Type out the data exactly as given. Skip any image.

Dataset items

--------------------

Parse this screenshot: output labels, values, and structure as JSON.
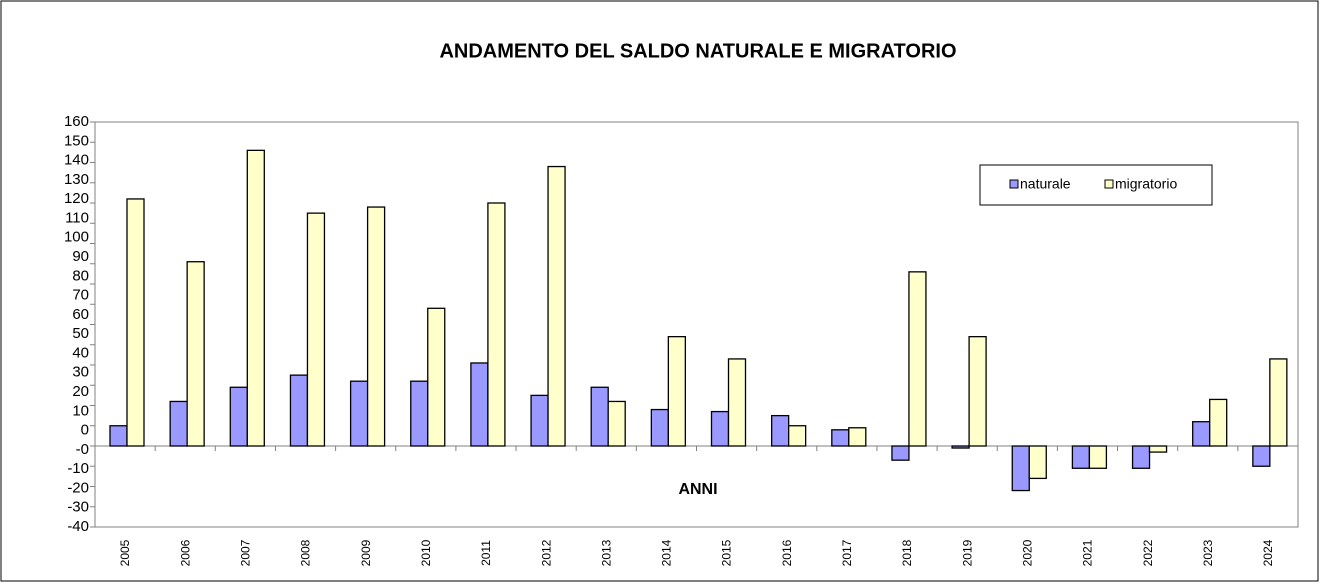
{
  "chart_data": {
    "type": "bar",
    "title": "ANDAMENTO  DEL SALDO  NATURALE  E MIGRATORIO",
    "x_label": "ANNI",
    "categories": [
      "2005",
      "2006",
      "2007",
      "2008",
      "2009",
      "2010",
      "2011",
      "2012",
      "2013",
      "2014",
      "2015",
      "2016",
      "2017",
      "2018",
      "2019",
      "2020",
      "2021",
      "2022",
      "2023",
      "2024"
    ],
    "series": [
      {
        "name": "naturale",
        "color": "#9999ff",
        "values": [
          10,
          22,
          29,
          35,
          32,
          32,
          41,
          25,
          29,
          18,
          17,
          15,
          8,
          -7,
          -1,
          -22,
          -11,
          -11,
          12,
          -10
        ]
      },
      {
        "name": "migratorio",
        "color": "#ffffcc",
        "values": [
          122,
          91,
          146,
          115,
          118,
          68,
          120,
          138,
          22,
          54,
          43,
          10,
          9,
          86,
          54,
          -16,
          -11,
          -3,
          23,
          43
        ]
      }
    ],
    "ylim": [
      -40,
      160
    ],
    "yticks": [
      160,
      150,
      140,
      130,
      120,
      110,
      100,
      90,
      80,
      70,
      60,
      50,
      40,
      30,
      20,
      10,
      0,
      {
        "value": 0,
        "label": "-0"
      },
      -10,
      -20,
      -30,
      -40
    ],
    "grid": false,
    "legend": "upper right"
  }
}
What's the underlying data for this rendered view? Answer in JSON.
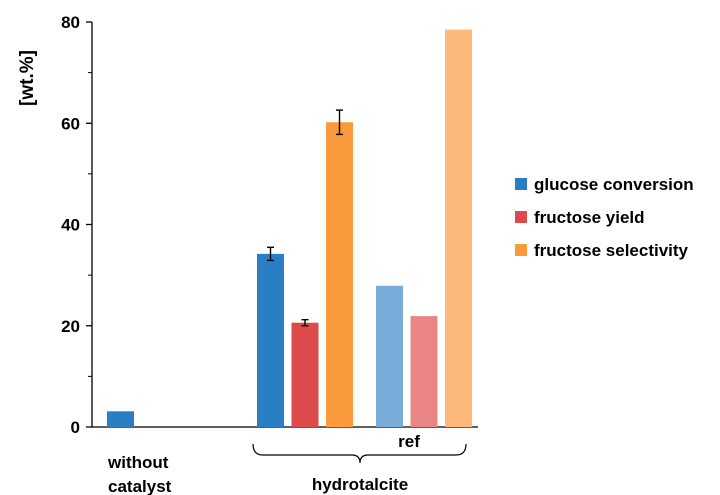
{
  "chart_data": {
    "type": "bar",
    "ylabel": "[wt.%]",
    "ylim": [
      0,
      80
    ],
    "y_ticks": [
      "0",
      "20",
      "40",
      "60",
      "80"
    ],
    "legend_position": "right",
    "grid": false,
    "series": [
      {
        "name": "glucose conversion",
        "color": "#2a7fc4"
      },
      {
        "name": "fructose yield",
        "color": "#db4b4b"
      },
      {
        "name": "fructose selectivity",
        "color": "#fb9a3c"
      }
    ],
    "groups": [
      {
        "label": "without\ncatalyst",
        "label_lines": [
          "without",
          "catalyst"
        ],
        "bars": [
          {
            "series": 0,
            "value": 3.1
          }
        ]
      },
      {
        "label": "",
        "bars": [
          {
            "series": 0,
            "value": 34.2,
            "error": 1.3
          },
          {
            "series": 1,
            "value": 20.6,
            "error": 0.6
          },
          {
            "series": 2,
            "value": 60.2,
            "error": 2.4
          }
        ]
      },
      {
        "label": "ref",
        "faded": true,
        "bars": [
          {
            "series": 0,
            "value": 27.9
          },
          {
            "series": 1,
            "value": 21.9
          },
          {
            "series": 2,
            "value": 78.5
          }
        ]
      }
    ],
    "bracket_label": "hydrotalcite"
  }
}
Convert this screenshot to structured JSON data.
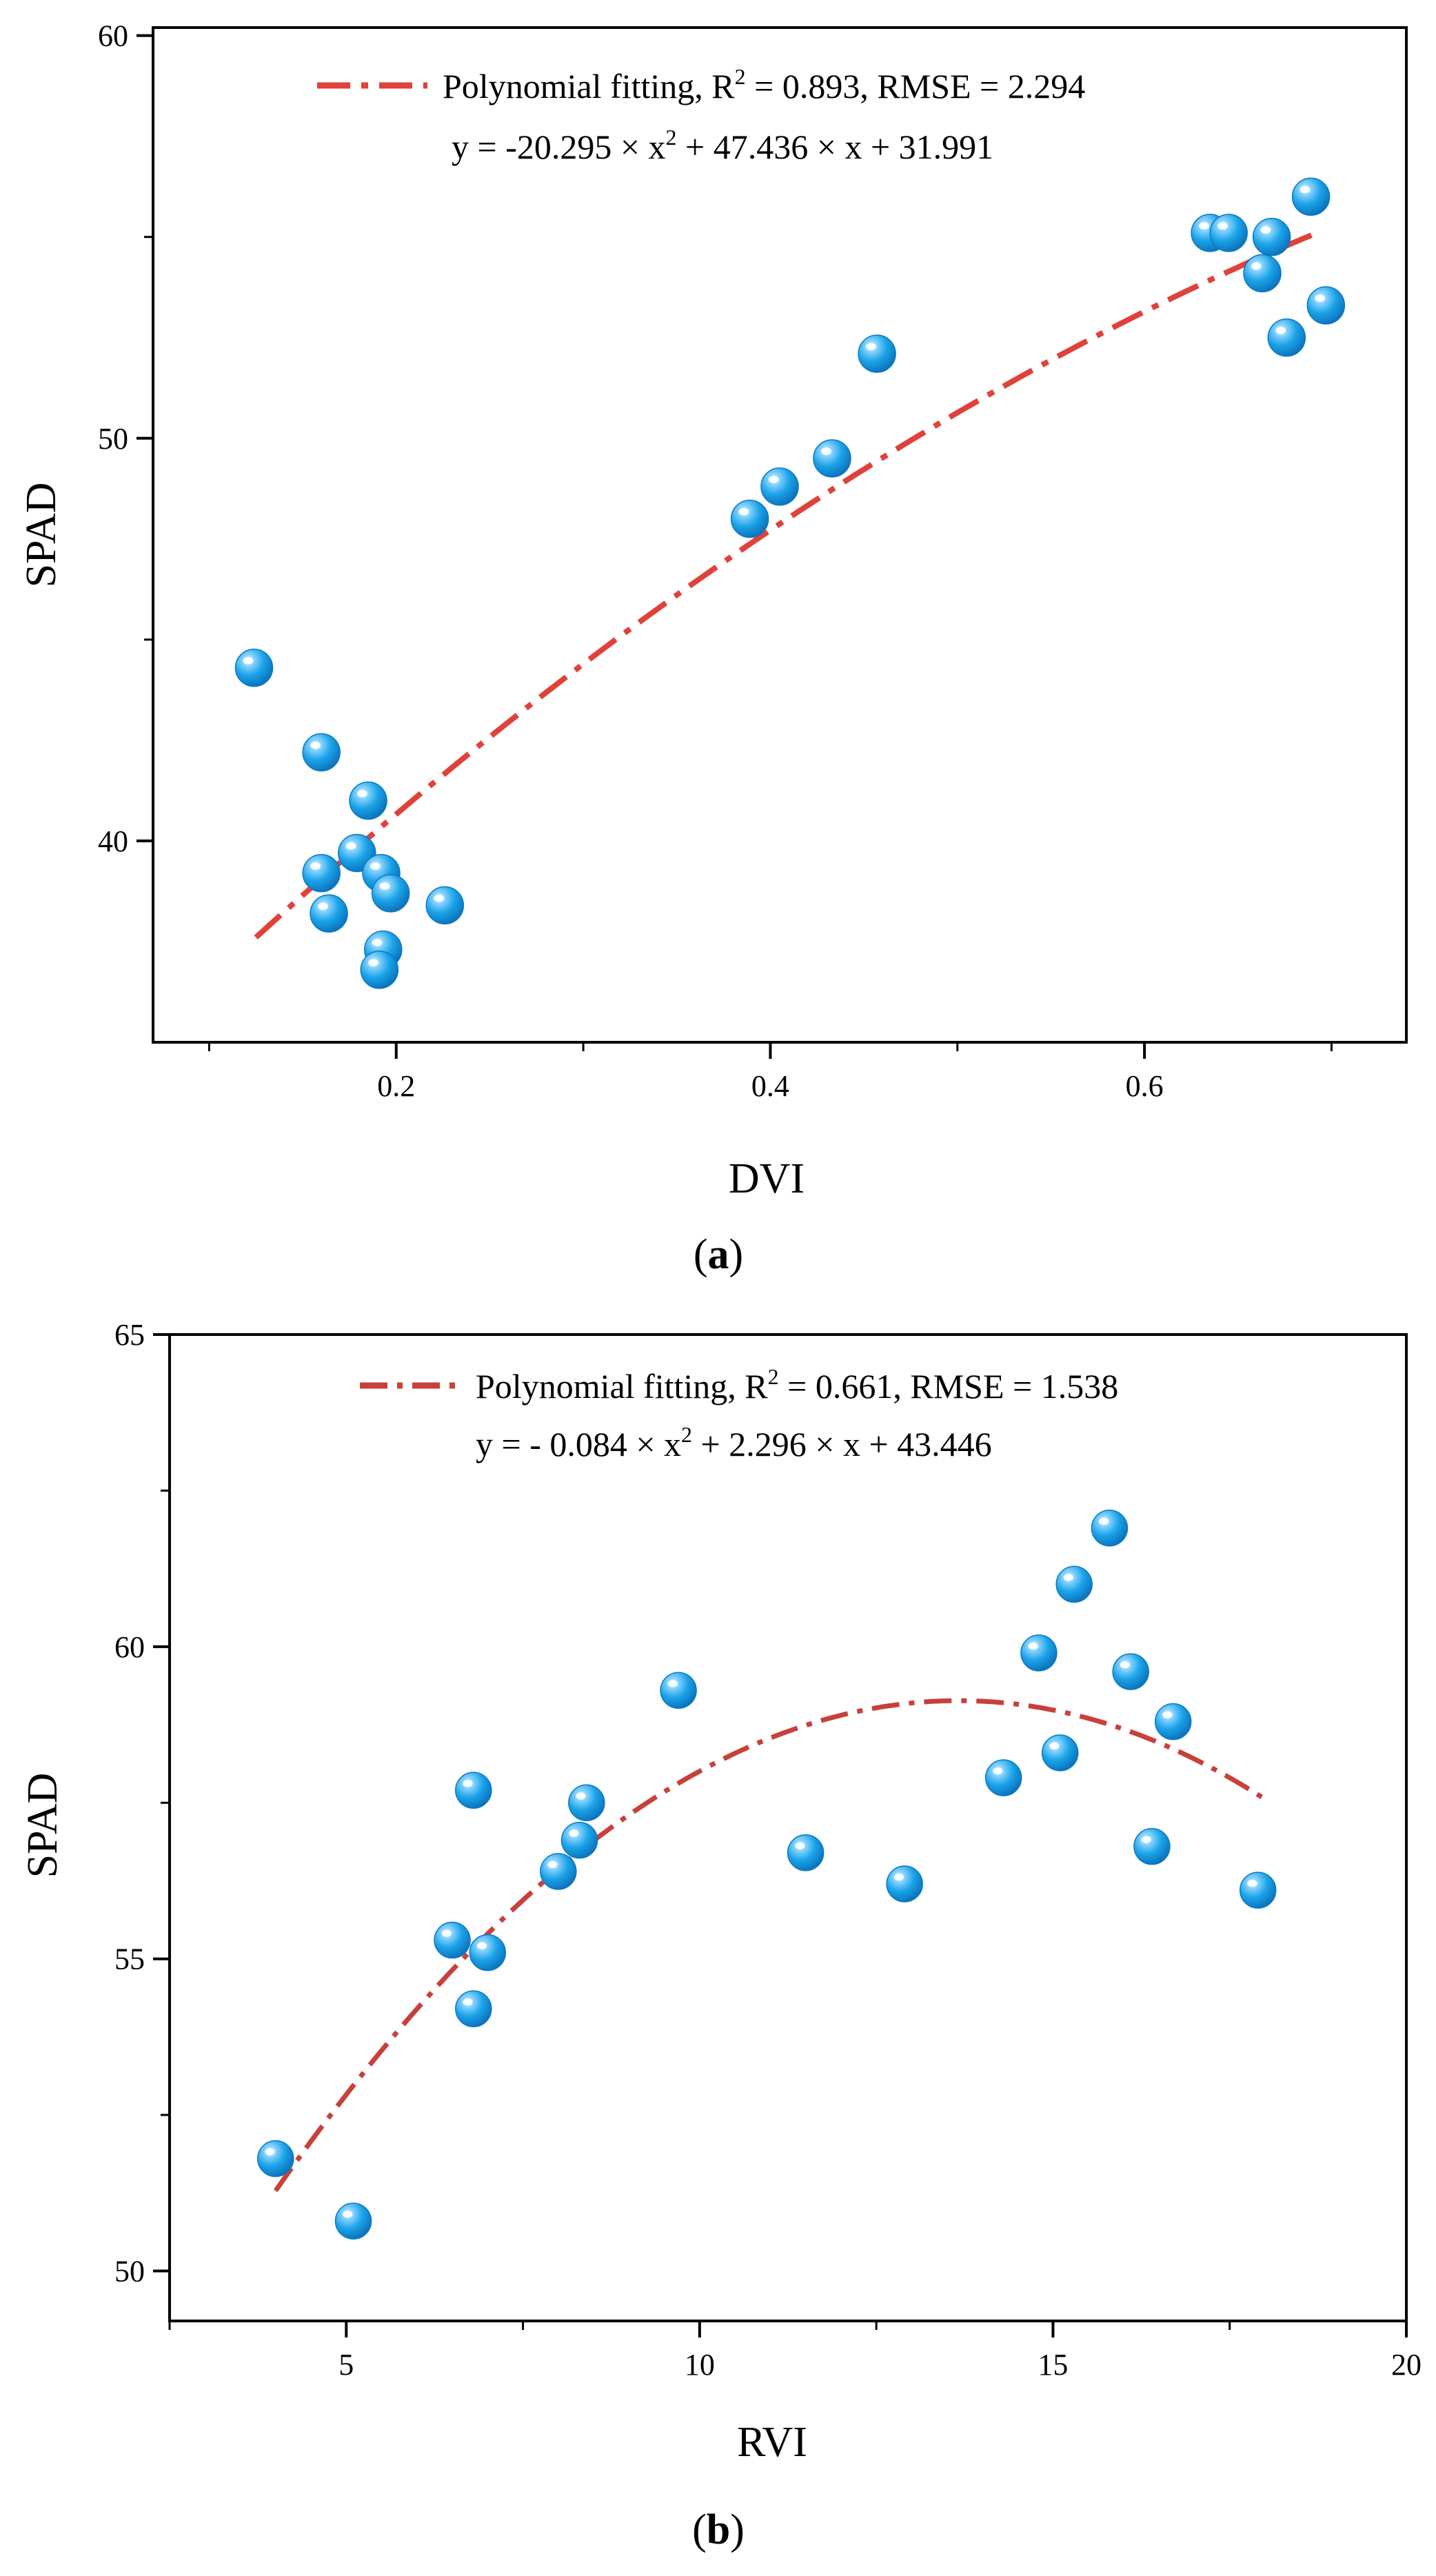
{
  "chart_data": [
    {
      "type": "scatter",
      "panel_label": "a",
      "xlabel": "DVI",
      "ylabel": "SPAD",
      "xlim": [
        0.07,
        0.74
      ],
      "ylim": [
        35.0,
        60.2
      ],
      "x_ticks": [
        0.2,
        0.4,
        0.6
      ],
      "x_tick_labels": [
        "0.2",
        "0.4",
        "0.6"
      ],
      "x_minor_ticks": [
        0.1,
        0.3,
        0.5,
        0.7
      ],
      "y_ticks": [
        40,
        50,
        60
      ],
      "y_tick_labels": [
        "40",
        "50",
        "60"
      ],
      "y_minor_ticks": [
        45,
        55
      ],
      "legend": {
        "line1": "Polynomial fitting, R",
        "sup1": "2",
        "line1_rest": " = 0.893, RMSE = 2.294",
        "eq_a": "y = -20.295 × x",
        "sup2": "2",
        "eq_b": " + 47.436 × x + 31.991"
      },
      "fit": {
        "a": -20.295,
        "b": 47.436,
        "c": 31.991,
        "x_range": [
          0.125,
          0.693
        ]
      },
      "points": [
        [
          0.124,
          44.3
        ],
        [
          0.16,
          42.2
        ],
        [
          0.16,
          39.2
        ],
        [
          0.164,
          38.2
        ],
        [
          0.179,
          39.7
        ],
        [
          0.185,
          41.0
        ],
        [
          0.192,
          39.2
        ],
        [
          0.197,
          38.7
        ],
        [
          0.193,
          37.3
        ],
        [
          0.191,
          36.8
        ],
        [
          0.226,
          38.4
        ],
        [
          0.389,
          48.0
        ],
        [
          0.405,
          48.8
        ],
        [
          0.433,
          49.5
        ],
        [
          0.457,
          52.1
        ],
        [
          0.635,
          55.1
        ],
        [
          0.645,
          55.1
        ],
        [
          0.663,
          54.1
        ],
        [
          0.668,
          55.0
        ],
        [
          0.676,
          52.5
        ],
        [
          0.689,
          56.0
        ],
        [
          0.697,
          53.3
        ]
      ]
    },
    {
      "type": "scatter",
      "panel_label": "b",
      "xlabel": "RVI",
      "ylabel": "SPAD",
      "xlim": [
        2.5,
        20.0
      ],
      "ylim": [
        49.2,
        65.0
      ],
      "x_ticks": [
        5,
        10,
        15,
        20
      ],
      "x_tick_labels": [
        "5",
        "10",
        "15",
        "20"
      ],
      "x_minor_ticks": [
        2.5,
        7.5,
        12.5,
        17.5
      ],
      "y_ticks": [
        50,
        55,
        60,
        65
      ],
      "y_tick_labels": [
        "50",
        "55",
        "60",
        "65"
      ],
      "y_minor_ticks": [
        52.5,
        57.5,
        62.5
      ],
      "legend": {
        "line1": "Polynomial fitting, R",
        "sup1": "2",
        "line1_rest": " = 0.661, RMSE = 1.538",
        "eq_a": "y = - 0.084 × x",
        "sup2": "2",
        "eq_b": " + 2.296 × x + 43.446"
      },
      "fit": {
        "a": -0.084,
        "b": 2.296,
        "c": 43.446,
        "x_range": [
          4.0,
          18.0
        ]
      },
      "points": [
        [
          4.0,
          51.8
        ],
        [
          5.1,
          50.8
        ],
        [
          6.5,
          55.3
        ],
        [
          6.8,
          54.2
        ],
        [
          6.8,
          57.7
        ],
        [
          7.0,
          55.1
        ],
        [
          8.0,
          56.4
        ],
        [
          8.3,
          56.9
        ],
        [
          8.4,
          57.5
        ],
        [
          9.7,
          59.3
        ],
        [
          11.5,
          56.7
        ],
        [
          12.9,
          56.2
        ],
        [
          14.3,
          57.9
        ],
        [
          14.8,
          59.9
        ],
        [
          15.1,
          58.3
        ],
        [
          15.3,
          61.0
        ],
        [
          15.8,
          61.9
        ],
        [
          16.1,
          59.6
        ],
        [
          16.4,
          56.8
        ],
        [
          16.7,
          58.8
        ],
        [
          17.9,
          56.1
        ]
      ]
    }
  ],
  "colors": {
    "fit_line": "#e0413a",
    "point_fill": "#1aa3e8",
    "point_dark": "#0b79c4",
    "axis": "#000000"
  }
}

--------------------

SOLUTION TO THE EXERCISE |
Parse this screenshot: output labels, values, and structure as JSON.
{
  "chart_data": {
    "type": "bar",
    "title": "ANDAMENTO  DEL SALDO  NATURALE  E MIGRATORIO",
    "x_label": "ANNI",
    "categories": [
      "2005",
      "2006",
      "2007",
      "2008",
      "2009",
      "2010",
      "2011",
      "2012",
      "2013",
      "2014",
      "2015",
      "2016",
      "2017",
      "2018",
      "2019",
      "2020",
      "2021",
      "2022",
      "2023",
      "2024"
    ],
    "series": [
      {
        "name": "naturale",
        "color": "#9999ff",
        "values": [
          10,
          22,
          29,
          35,
          32,
          32,
          41,
          25,
          29,
          18,
          17,
          15,
          8,
          -7,
          -1,
          -22,
          -11,
          -11,
          12,
          -10
        ]
      },
      {
        "name": "migratorio",
        "color": "#ffffcc",
        "values": [
          122,
          91,
          146,
          115,
          118,
          68,
          120,
          138,
          22,
          54,
          43,
          10,
          9,
          86,
          54,
          -16,
          -11,
          -3,
          23,
          43
        ]
      }
    ],
    "ylim": [
      -40,
      160
    ],
    "yticks": [
      160,
      150,
      140,
      130,
      120,
      110,
      100,
      90,
      80,
      70,
      60,
      50,
      40,
      30,
      20,
      10,
      0,
      {
        "value": 0,
        "label": "-0"
      },
      -10,
      -20,
      -30,
      -40
    ],
    "grid": false,
    "legend": "upper right"
  }
}
What's the underlying data for this rendered view? Answer in JSON.
{
  "chart_data": {
    "type": "bar",
    "ylabel": "[wt.%]",
    "ylim": [
      0,
      80
    ],
    "y_ticks": [
      "0",
      "20",
      "40",
      "60",
      "80"
    ],
    "legend_position": "right",
    "grid": false,
    "series": [
      {
        "name": "glucose conversion",
        "color": "#2a7fc4"
      },
      {
        "name": "fructose yield",
        "color": "#db4b4b"
      },
      {
        "name": "fructose selectivity",
        "color": "#fb9a3c"
      }
    ],
    "groups": [
      {
        "label": "without\ncatalyst",
        "label_lines": [
          "without",
          "catalyst"
        ],
        "bars": [
          {
            "series": 0,
            "value": 3.1
          }
        ]
      },
      {
        "label": "",
        "bars": [
          {
            "series": 0,
            "value": 34.2,
            "error": 1.3
          },
          {
            "series": 1,
            "value": 20.6,
            "error": 0.6
          },
          {
            "series": 2,
            "value": 60.2,
            "error": 2.4
          }
        ]
      },
      {
        "label": "ref",
        "faded": true,
        "bars": [
          {
            "series": 0,
            "value": 27.9
          },
          {
            "series": 1,
            "value": 21.9
          },
          {
            "series": 2,
            "value": 78.5
          }
        ]
      }
    ],
    "bracket_label": "hydrotalcite"
  }
}
Convert this screenshot to structured JSON data.
{
  "chart_data": [
    {
      "type": "scatter",
      "panel_label": "a",
      "xlabel": "DVI",
      "ylabel": "SPAD",
      "xlim": [
        0.07,
        0.74
      ],
      "ylim": [
        35.0,
        60.2
      ],
      "x_ticks": [
        0.2,
        0.4,
        0.6
      ],
      "x_tick_labels": [
        "0.2",
        "0.4",
        "0.6"
      ],
      "x_minor_ticks": [
        0.1,
        0.3,
        0.5,
        0.7
      ],
      "y_ticks": [
        40,
        50,
        60
      ],
      "y_tick_labels": [
        "40",
        "50",
        "60"
      ],
      "y_minor_ticks": [
        45,
        55
      ],
      "legend": {
        "line1": "Polynomial fitting, R",
        "sup1": "2",
        "line1_rest": " = 0.893, RMSE = 2.294",
        "eq_a": "y = -20.295 × x",
        "sup2": "2",
        "eq_b": " + 47.436 × x + 31.991"
      },
      "fit": {
        "a": -20.295,
        "b": 47.436,
        "c": 31.991,
        "x_range": [
          0.125,
          0.693
        ]
      },
      "points": [
        [
          0.124,
          44.3
        ],
        [
          0.16,
          42.2
        ],
        [
          0.16,
          39.2
        ],
        [
          0.164,
          38.2
        ],
        [
          0.179,
          39.7
        ],
        [
          0.185,
          41.0
        ],
        [
          0.192,
          39.2
        ],
        [
          0.197,
          38.7
        ],
        [
          0.193,
          37.3
        ],
        [
          0.191,
          36.8
        ],
        [
          0.226,
          38.4
        ],
        [
          0.389,
          48.0
        ],
        [
          0.405,
          48.8
        ],
        [
          0.433,
          49.5
        ],
        [
          0.457,
          52.1
        ],
        [
          0.635,
          55.1
        ],
        [
          0.645,
          55.1
        ],
        [
          0.663,
          54.1
        ],
        [
          0.668,
          55.0
        ],
        [
          0.676,
          52.5
        ],
        [
          0.689,
          56.0
        ],
        [
          0.697,
          53.3
        ]
      ]
    },
    {
      "type": "scatter",
      "panel_label": "b",
      "xlabel": "RVI",
      "ylabel": "SPAD",
      "xlim": [
        2.5,
        20.0
      ],
      "ylim": [
        49.2,
        65.0
      ],
      "x_ticks": [
        5,
        10,
        15,
        20
      ],
      "x_tick_labels": [
        "5",
        "10",
        "15",
        "20"
      ],
      "x_minor_ticks": [
        2.5,
        7.5,
        12.5,
        17.5
      ],
      "y_ticks": [
        50,
        55,
        60,
        65
      ],
      "y_tick_labels": [
        "50",
        "55",
        "60",
        "65"
      ],
      "y_minor_ticks": [
        52.5,
        57.5,
        62.5
      ],
      "legend": {
        "line1": "Polynomial fitting, R",
        "sup1": "2",
        "line1_rest": " = 0.661, RMSE = 1.538",
        "eq_a": "y = - 0.084 × x",
        "sup2": "2",
        "eq_b": " + 2.296 × x + 43.446"
      },
      "fit": {
        "a": -0.084,
        "b": 2.296,
        "c": 43.446,
        "x_range": [
          4.0,
          18.0
        ]
      },
      "points": [
        [
          4.0,
          51.8
        ],
        [
          5.1,
          50.8
        ],
        [
          6.5,
          55.3
        ],
        [
          6.8,
          54.2
        ],
        [
          6.8,
          57.7
        ],
        [
          7.0,
          55.1
        ],
        [
          8.0,
          56.4
        ],
        [
          8.3,
          56.9
        ],
        [
          8.4,
          57.5
        ],
        [
          9.7,
          59.3
        ],
        [
          11.5,
          56.7
        ],
        [
          12.9,
          56.2
        ],
        [
          14.3,
          57.9
        ],
        [
          14.8,
          59.9
        ],
        [
          15.1,
          58.3
        ],
        [
          15.3,
          61.0
        ],
        [
          15.8,
          61.9
        ],
        [
          16.1,
          59.6
        ],
        [
          16.4,
          56.8
        ],
        [
          16.7,
          58.8
        ],
        [
          17.9,
          56.1
        ]
      ]
    }
  ],
  "colors": {
    "fit_line": "#e0413a",
    "point_fill": "#1aa3e8",
    "point_dark": "#0b79c4",
    "axis": "#000000"
  }
}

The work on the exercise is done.